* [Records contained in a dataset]

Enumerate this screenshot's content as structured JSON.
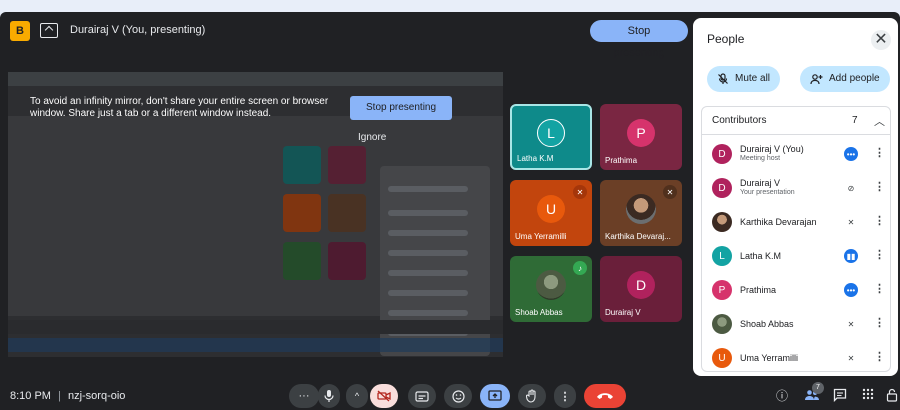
{
  "header": {
    "app_badge": "B",
    "presenting_title": "Durairaj V (You, presenting)",
    "stop_presenting": "Stop presenting"
  },
  "stage": {
    "warning": "To avoid an infinity mirror, don't share your entire screen or browser window. Share just a tab or a different window instead.",
    "stop_presenting": "Stop presenting",
    "ignore": "Ignore"
  },
  "tiles": [
    {
      "name": "Latha K.M",
      "initial": "L",
      "color": "#0e8a8a",
      "avatar_color": "#13a3a3"
    },
    {
      "name": "Prathima",
      "initial": "P",
      "color": "#7a2642",
      "avatar_color": "#d6336c"
    },
    {
      "name": "Uma Yerramilli",
      "initial": "U",
      "color": "#c2450d",
      "avatar_color": "#e8590c"
    },
    {
      "name": "Karthika Devaraj...",
      "initial": "",
      "color": "#6b3f26"
    },
    {
      "name": "Shoab Abbas",
      "initial": "",
      "color": "#2f6b36"
    },
    {
      "name": "Durairaj V",
      "initial": "D",
      "color": "#6a1f3a",
      "avatar_color": "#b0225d"
    }
  ],
  "panel": {
    "title": "People",
    "mute_all": "Mute all",
    "add_people": "Add people",
    "contributors_label": "Contributors",
    "contributors_count": "7",
    "people": [
      {
        "name": "Durairaj V (You)",
        "sub": "Meeting host",
        "initial": "D",
        "color": "#b0225d",
        "status": "speaking"
      },
      {
        "name": "Durairaj V",
        "sub": "Your presentation",
        "initial": "D",
        "color": "#b0225d",
        "status": "muted-presentation"
      },
      {
        "name": "Karthika Devarajan",
        "sub": "",
        "initial": "",
        "color": "#6b3f26",
        "status": "muted"
      },
      {
        "name": "Latha K.M",
        "sub": "",
        "initial": "L",
        "color": "#13a3a3",
        "status": "talking"
      },
      {
        "name": "Prathima",
        "sub": "",
        "initial": "P",
        "color": "#d6336c",
        "status": "speaking"
      },
      {
        "name": "Shoab Abbas",
        "sub": "",
        "initial": "",
        "color": "#4c5a42",
        "status": "muted"
      },
      {
        "name": "Uma Yerramilli",
        "sub": "",
        "initial": "U",
        "color": "#e8590c",
        "status": "muted"
      }
    ]
  },
  "bottom": {
    "time": "8:10 PM",
    "meeting_code": "nzj-sorq-oio",
    "separator": "|",
    "participant_count": "7"
  },
  "colors": {
    "accent": "#8ab4f8",
    "end_call": "#ea4335",
    "panel_pill": "#c2e7ff",
    "background": "#202124"
  }
}
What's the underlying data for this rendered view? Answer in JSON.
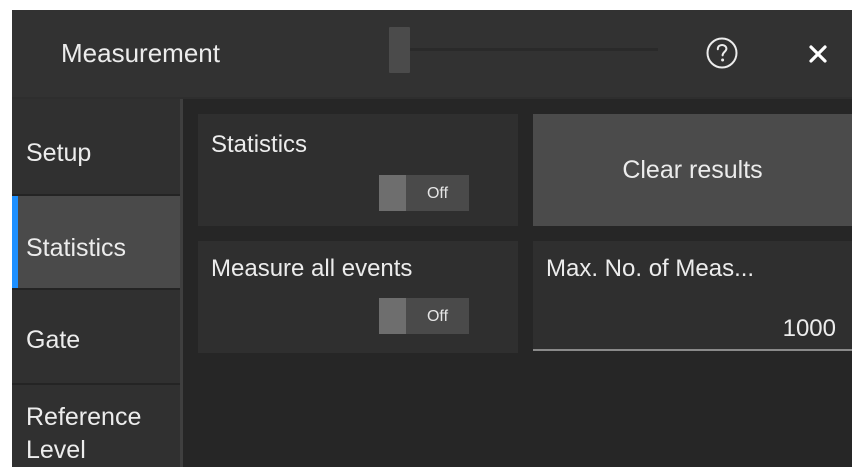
{
  "header": {
    "title": "Measurement",
    "help_icon": "question-circle-icon",
    "close_icon": "close-x-icon"
  },
  "sidebar": {
    "items": [
      {
        "label": "Setup"
      },
      {
        "label": "Statistics",
        "active": true
      },
      {
        "label": "Gate"
      },
      {
        "label": "Reference Level"
      }
    ]
  },
  "statistics_panel": {
    "label": "Statistics",
    "toggle_state": "Off"
  },
  "measure_all_events_panel": {
    "label": "Measure all events",
    "toggle_state": "Off"
  },
  "clear_button": {
    "label": "Clear results"
  },
  "max_meas": {
    "label": "Max. No. of Meas...",
    "value": "1000"
  },
  "colors": {
    "accent": "#1e90ff",
    "background": "#262626",
    "panel": "#2f2f2f",
    "button": "#4b4b4b"
  }
}
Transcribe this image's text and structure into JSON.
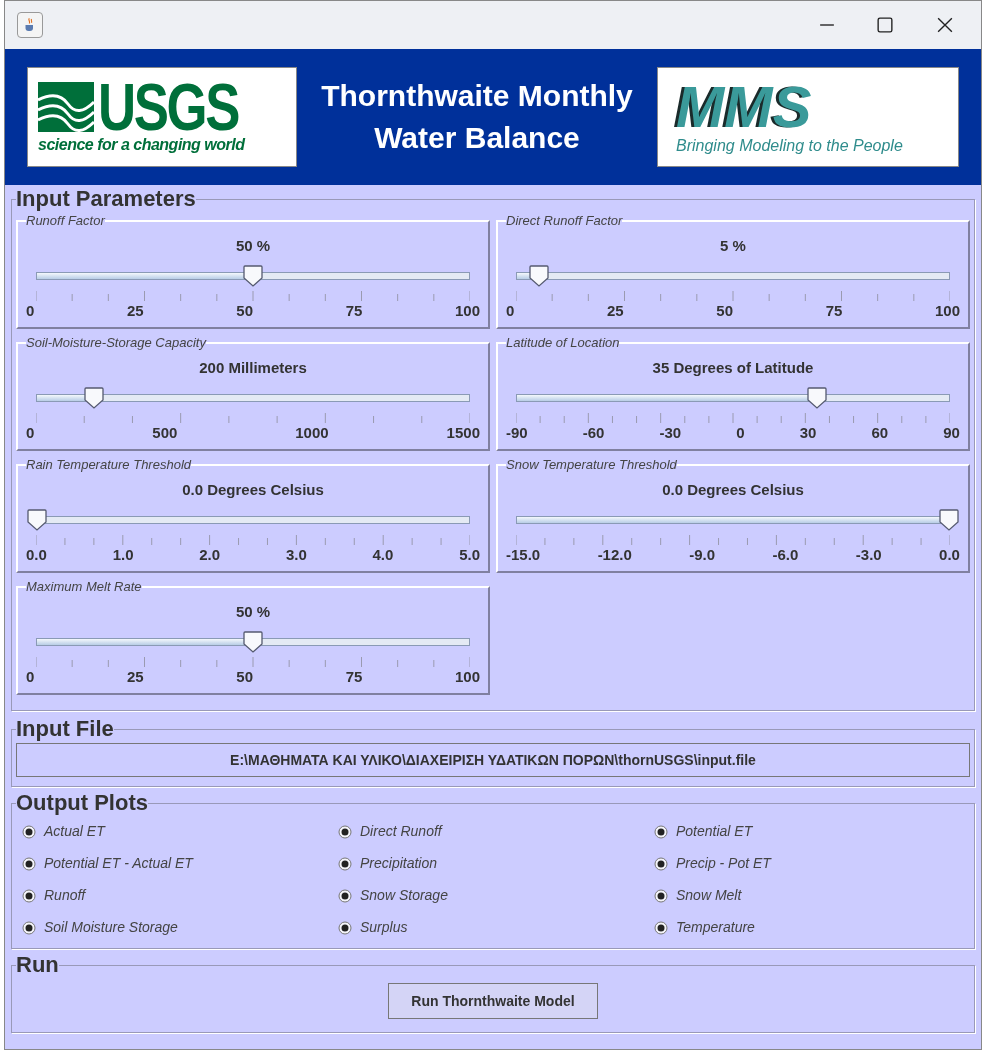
{
  "banner": {
    "title": "Thornthwaite Monthly Water Balance",
    "left_logo": {
      "name": "USGS",
      "tagline": "science for a changing world"
    },
    "right_logo": {
      "name": "MMS",
      "tagline": "Bringing Modeling to the People"
    }
  },
  "input_parameters": {
    "title": "Input Parameters",
    "sliders": [
      {
        "label": "Runoff Factor",
        "value": "50  %",
        "level": 0.5,
        "ticks": [
          "0",
          "25",
          "50",
          "75",
          "100"
        ]
      },
      {
        "label": "Direct Runoff Factor",
        "value": "5  %",
        "level": 0.05,
        "ticks": [
          "0",
          "25",
          "50",
          "75",
          "100"
        ]
      },
      {
        "label": "Soil-Moisture-Storage Capacity",
        "value": "200  Millimeters",
        "level": 0.133,
        "ticks": [
          "0",
          "500",
          "1000",
          "1500"
        ]
      },
      {
        "label": "Latitude of Location",
        "value": "35  Degrees of Latitude",
        "level": 0.694,
        "ticks": [
          "-90",
          "-60",
          "-30",
          "0",
          "30",
          "60",
          "90"
        ]
      },
      {
        "label": "Rain Temperature Threshold",
        "value": "0.0  Degrees Celsius",
        "level": 0,
        "ticks": [
          "0.0",
          "1.0",
          "2.0",
          "3.0",
          "4.0",
          "5.0"
        ]
      },
      {
        "label": "Snow Temperature Threshold",
        "value": "0.0  Degrees Celsius",
        "level": 1,
        "ticks": [
          "-15.0",
          "-12.0",
          "-9.0",
          "-6.0",
          "-3.0",
          "0.0"
        ]
      },
      {
        "label": "Maximum Melt Rate",
        "value": "50 %",
        "level": 0.5,
        "ticks": [
          "0",
          "25",
          "50",
          "75",
          "100"
        ]
      }
    ]
  },
  "input_file": {
    "title": "Input File",
    "path": "E:\\ΜΑΘΗΜΑΤΑ ΚΑΙ ΥΛΙΚΟ\\ΔΙΑΧΕΙΡΙΣΗ ΥΔΑΤΙΚΩΝ ΠΟΡΩΝ\\thornUSGS\\input.file"
  },
  "output_plots": {
    "title": "Output Plots",
    "options": [
      {
        "label": "Actual ET",
        "checked": true
      },
      {
        "label": "Direct Runoff",
        "checked": true
      },
      {
        "label": "Potential ET",
        "checked": true
      },
      {
        "label": "Potential ET - Actual ET",
        "checked": true
      },
      {
        "label": "Precipitation",
        "checked": true
      },
      {
        "label": "Precip - Pot ET",
        "checked": true
      },
      {
        "label": "Runoff",
        "checked": true
      },
      {
        "label": "Snow Storage",
        "checked": true
      },
      {
        "label": "Snow Melt",
        "checked": true
      },
      {
        "label": "Soil Moisture Storage",
        "checked": true
      },
      {
        "label": "Surplus",
        "checked": true
      },
      {
        "label": "Temperature",
        "checked": true
      }
    ]
  },
  "run": {
    "title": "Run",
    "button": "Run Thornthwaite Model"
  }
}
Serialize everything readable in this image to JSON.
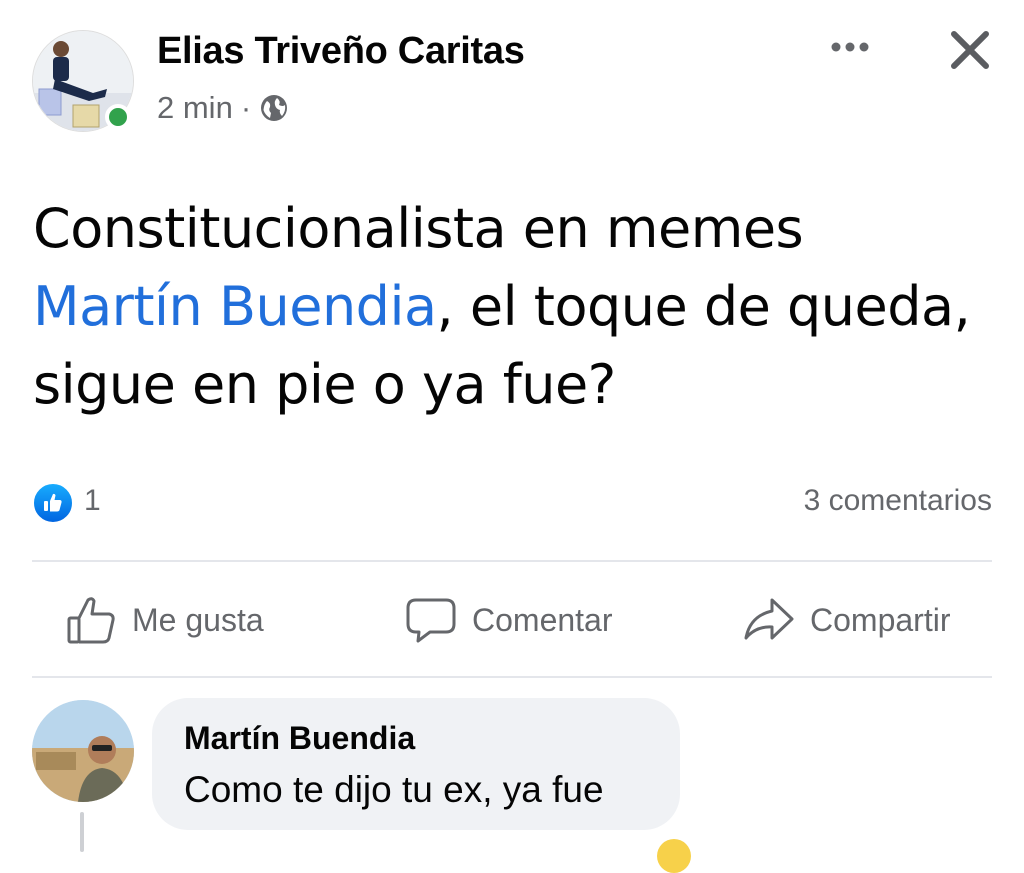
{
  "post": {
    "author": "Elias Triveño Caritas",
    "time": "2 min",
    "separator": "·",
    "text_before": "Constitucionalista en memes",
    "mention": "Martín Buendia",
    "text_after": ", el toque de queda, sigue en pie o ya fue?",
    "likes": "1",
    "comments": "3 comentarios"
  },
  "actions": {
    "like": "Me gusta",
    "comment": "Comentar",
    "share": "Compartir"
  },
  "comment": {
    "author": "Martín Buendia",
    "text": "Como te dijo tu ex, ya fue"
  },
  "icons": {
    "more": "more-horizontal-icon",
    "close": "close-icon",
    "audience": "globe-icon",
    "like": "thumbs-up-icon",
    "comment": "speech-bubble-icon",
    "share": "share-arrow-icon"
  },
  "colors": {
    "mention": "#216fdb",
    "like_badge": "#1877f2",
    "online": "#31a24c",
    "muted": "#65676b"
  }
}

* [What to produce] Copy the material above in full and exactly, skipping pictures.

* [Output for this exercise]
Enumerate this screenshot's content as structured JSON.
{
  "header": {
    "app_badge": "B",
    "presenting_title": "Durairaj V (You, presenting)",
    "stop_presenting": "Stop presenting"
  },
  "stage": {
    "warning": "To avoid an infinity mirror, don't share your entire screen or browser window. Share just a tab or a different window instead.",
    "stop_presenting": "Stop presenting",
    "ignore": "Ignore"
  },
  "tiles": [
    {
      "name": "Latha K.M",
      "initial": "L",
      "color": "#0e8a8a",
      "avatar_color": "#13a3a3"
    },
    {
      "name": "Prathima",
      "initial": "P",
      "color": "#7a2642",
      "avatar_color": "#d6336c"
    },
    {
      "name": "Uma Yerramilli",
      "initial": "U",
      "color": "#c2450d",
      "avatar_color": "#e8590c"
    },
    {
      "name": "Karthika Devaraj...",
      "initial": "",
      "color": "#6b3f26"
    },
    {
      "name": "Shoab Abbas",
      "initial": "",
      "color": "#2f6b36"
    },
    {
      "name": "Durairaj V",
      "initial": "D",
      "color": "#6a1f3a",
      "avatar_color": "#b0225d"
    }
  ],
  "panel": {
    "title": "People",
    "mute_all": "Mute all",
    "add_people": "Add people",
    "contributors_label": "Contributors",
    "contributors_count": "7",
    "people": [
      {
        "name": "Durairaj V (You)",
        "sub": "Meeting host",
        "initial": "D",
        "color": "#b0225d",
        "status": "speaking"
      },
      {
        "name": "Durairaj V",
        "sub": "Your presentation",
        "initial": "D",
        "color": "#b0225d",
        "status": "muted-presentation"
      },
      {
        "name": "Karthika Devarajan",
        "sub": "",
        "initial": "",
        "color": "#6b3f26",
        "status": "muted"
      },
      {
        "name": "Latha K.M",
        "sub": "",
        "initial": "L",
        "color": "#13a3a3",
        "status": "talking"
      },
      {
        "name": "Prathima",
        "sub": "",
        "initial": "P",
        "color": "#d6336c",
        "status": "speaking"
      },
      {
        "name": "Shoab Abbas",
        "sub": "",
        "initial": "",
        "color": "#4c5a42",
        "status": "muted"
      },
      {
        "name": "Uma Yerramilli",
        "sub": "",
        "initial": "U",
        "color": "#e8590c",
        "status": "muted"
      }
    ]
  },
  "bottom": {
    "time": "8:10 PM",
    "meeting_code": "nzj-sorq-oio",
    "separator": "|",
    "participant_count": "7"
  },
  "colors": {
    "accent": "#8ab4f8",
    "end_call": "#ea4335",
    "panel_pill": "#c2e7ff",
    "background": "#202124"
  }
}
What's the underlying data for this rendered view? Answer in JSON.
{
  "header": {
    "title": "Measurement",
    "help_icon": "question-circle-icon",
    "close_icon": "close-x-icon"
  },
  "sidebar": {
    "items": [
      {
        "label": "Setup"
      },
      {
        "label": "Statistics",
        "active": true
      },
      {
        "label": "Gate"
      },
      {
        "label": "Reference Level"
      }
    ]
  },
  "statistics_panel": {
    "label": "Statistics",
    "toggle_state": "Off"
  },
  "measure_all_events_panel": {
    "label": "Measure all events",
    "toggle_state": "Off"
  },
  "clear_button": {
    "label": "Clear results"
  },
  "max_meas": {
    "label": "Max. No. of Meas...",
    "value": "1000"
  },
  "colors": {
    "accent": "#1e90ff",
    "background": "#262626",
    "panel": "#2f2f2f",
    "button": "#4b4b4b"
  }
}
Transcribe this image's text and structure into JSON.
{
  "banner": {
    "title": "Thornthwaite Monthly Water Balance",
    "left_logo": {
      "name": "USGS",
      "tagline": "science for a changing world"
    },
    "right_logo": {
      "name": "MMS",
      "tagline": "Bringing Modeling to the People"
    }
  },
  "input_parameters": {
    "title": "Input Parameters",
    "sliders": [
      {
        "label": "Runoff Factor",
        "value": "50  %",
        "level": 0.5,
        "ticks": [
          "0",
          "25",
          "50",
          "75",
          "100"
        ]
      },
      {
        "label": "Direct Runoff Factor",
        "value": "5  %",
        "level": 0.05,
        "ticks": [
          "0",
          "25",
          "50",
          "75",
          "100"
        ]
      },
      {
        "label": "Soil-Moisture-Storage Capacity",
        "value": "200  Millimeters",
        "level": 0.133,
        "ticks": [
          "0",
          "500",
          "1000",
          "1500"
        ]
      },
      {
        "label": "Latitude of Location",
        "value": "35  Degrees of Latitude",
        "level": 0.694,
        "ticks": [
          "-90",
          "-60",
          "-30",
          "0",
          "30",
          "60",
          "90"
        ]
      },
      {
        "label": "Rain Temperature Threshold",
        "value": "0.0  Degrees Celsius",
        "level": 0,
        "ticks": [
          "0.0",
          "1.0",
          "2.0",
          "3.0",
          "4.0",
          "5.0"
        ]
      },
      {
        "label": "Snow Temperature Threshold",
        "value": "0.0  Degrees Celsius",
        "level": 1,
        "ticks": [
          "-15.0",
          "-12.0",
          "-9.0",
          "-6.0",
          "-3.0",
          "0.0"
        ]
      },
      {
        "label": "Maximum Melt Rate",
        "value": "50 %",
        "level": 0.5,
        "ticks": [
          "0",
          "25",
          "50",
          "75",
          "100"
        ]
      }
    ]
  },
  "input_file": {
    "title": "Input File",
    "path": "E:\\ΜΑΘΗΜΑΤΑ ΚΑΙ ΥΛΙΚΟ\\ΔΙΑΧΕΙΡΙΣΗ ΥΔΑΤΙΚΩΝ ΠΟΡΩΝ\\thornUSGS\\input.file"
  },
  "output_plots": {
    "title": "Output Plots",
    "options": [
      {
        "label": "Actual ET",
        "checked": true
      },
      {
        "label": "Direct Runoff",
        "checked": true
      },
      {
        "label": "Potential ET",
        "checked": true
      },
      {
        "label": "Potential ET - Actual ET",
        "checked": true
      },
      {
        "label": "Precipitation",
        "checked": true
      },
      {
        "label": "Precip - Pot ET",
        "checked": true
      },
      {
        "label": "Runoff",
        "checked": true
      },
      {
        "label": "Snow Storage",
        "checked": true
      },
      {
        "label": "Snow Melt",
        "checked": true
      },
      {
        "label": "Soil Moisture Storage",
        "checked": true
      },
      {
        "label": "Surplus",
        "checked": true
      },
      {
        "label": "Temperature",
        "checked": true
      }
    ]
  },
  "run": {
    "title": "Run",
    "button": "Run Thornthwaite Model"
  }
}
Serialize everything readable in this image to JSON.
{
  "post": {
    "author": "Elias Triveño Caritas",
    "time": "2 min",
    "separator": "·",
    "text_before": "Constitucionalista en memes",
    "mention": "Martín Buendia",
    "text_after": ", el toque de queda, sigue en pie o ya fue?",
    "likes": "1",
    "comments": "3 comentarios"
  },
  "actions": {
    "like": "Me gusta",
    "comment": "Comentar",
    "share": "Compartir"
  },
  "comment": {
    "author": "Martín Buendia",
    "text": "Como te dijo tu ex, ya fue"
  },
  "icons": {
    "more": "more-horizontal-icon",
    "close": "close-icon",
    "audience": "globe-icon",
    "like": "thumbs-up-icon",
    "comment": "speech-bubble-icon",
    "share": "share-arrow-icon"
  },
  "colors": {
    "mention": "#216fdb",
    "like_badge": "#1877f2",
    "online": "#31a24c",
    "muted": "#65676b"
  }
}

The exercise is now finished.